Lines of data

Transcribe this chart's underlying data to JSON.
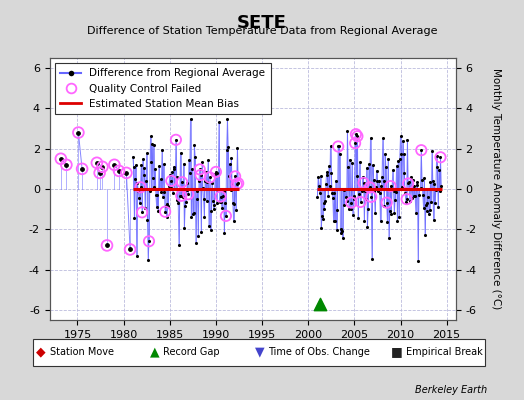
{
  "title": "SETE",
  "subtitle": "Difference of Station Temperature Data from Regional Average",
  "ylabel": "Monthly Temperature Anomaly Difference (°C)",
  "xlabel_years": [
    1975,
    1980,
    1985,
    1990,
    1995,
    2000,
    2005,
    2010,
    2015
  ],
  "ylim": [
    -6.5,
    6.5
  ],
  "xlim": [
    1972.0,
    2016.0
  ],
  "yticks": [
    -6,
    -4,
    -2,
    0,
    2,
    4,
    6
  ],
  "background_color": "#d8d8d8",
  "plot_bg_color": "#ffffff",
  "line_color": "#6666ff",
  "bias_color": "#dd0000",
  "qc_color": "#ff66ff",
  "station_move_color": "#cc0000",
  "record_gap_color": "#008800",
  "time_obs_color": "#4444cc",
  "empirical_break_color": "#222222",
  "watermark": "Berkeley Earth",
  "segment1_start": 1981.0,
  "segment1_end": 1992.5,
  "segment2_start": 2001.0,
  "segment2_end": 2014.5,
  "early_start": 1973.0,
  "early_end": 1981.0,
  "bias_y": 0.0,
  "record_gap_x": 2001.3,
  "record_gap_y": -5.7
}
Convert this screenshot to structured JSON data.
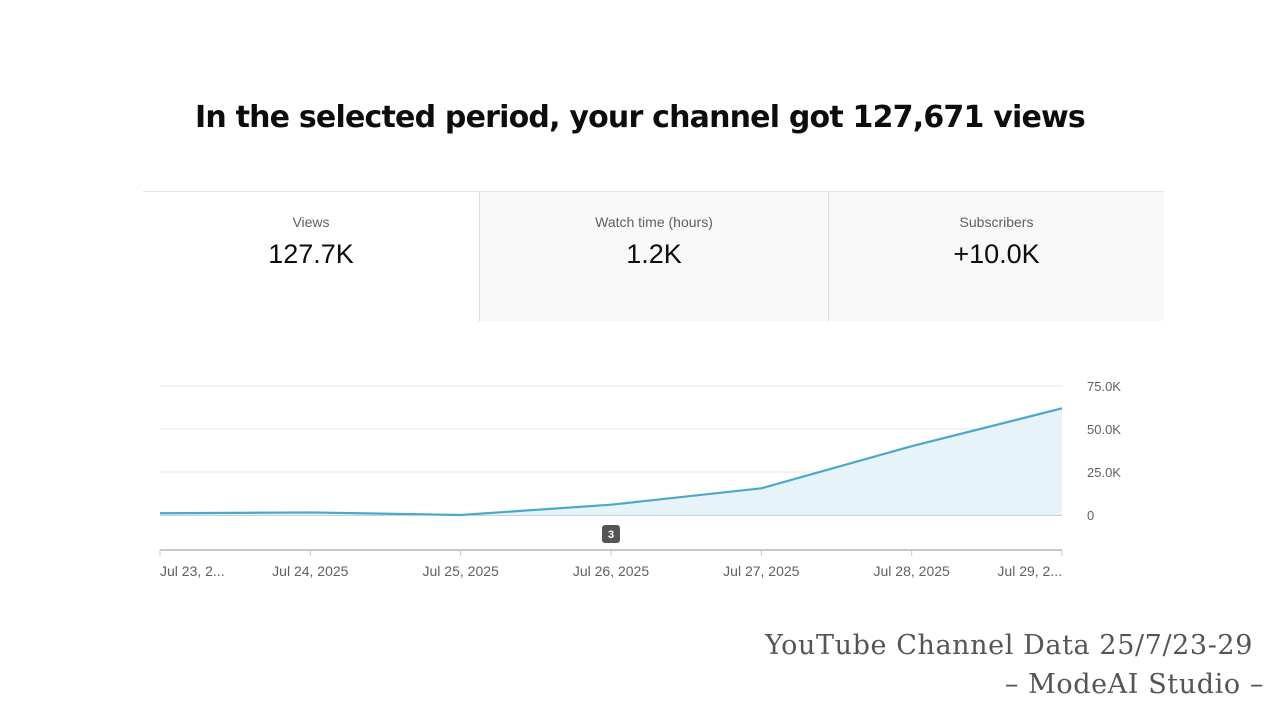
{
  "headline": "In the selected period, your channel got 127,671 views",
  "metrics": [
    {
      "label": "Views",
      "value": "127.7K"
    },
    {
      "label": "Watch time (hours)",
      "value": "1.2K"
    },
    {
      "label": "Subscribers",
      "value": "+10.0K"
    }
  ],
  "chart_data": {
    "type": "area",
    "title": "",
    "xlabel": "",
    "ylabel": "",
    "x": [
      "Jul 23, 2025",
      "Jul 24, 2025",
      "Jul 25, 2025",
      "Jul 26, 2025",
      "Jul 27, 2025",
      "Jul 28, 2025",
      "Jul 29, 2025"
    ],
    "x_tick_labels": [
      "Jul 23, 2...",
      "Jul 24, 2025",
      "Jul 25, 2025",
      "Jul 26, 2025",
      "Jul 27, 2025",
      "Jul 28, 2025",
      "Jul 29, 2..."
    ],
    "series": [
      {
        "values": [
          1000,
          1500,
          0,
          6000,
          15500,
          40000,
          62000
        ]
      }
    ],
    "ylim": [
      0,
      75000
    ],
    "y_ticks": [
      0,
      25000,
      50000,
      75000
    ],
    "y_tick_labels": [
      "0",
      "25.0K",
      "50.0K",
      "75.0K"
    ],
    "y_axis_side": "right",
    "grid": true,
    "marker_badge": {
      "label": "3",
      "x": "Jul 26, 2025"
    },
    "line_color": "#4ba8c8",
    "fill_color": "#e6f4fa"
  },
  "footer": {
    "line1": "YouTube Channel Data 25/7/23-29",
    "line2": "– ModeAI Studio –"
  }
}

== Goal ==
Check each line of the entries above for the word "this". List the ones that have it.

== The answer ==
Transcribe this chart's underlying data to JSON.
Convert this screenshot to structured JSON data.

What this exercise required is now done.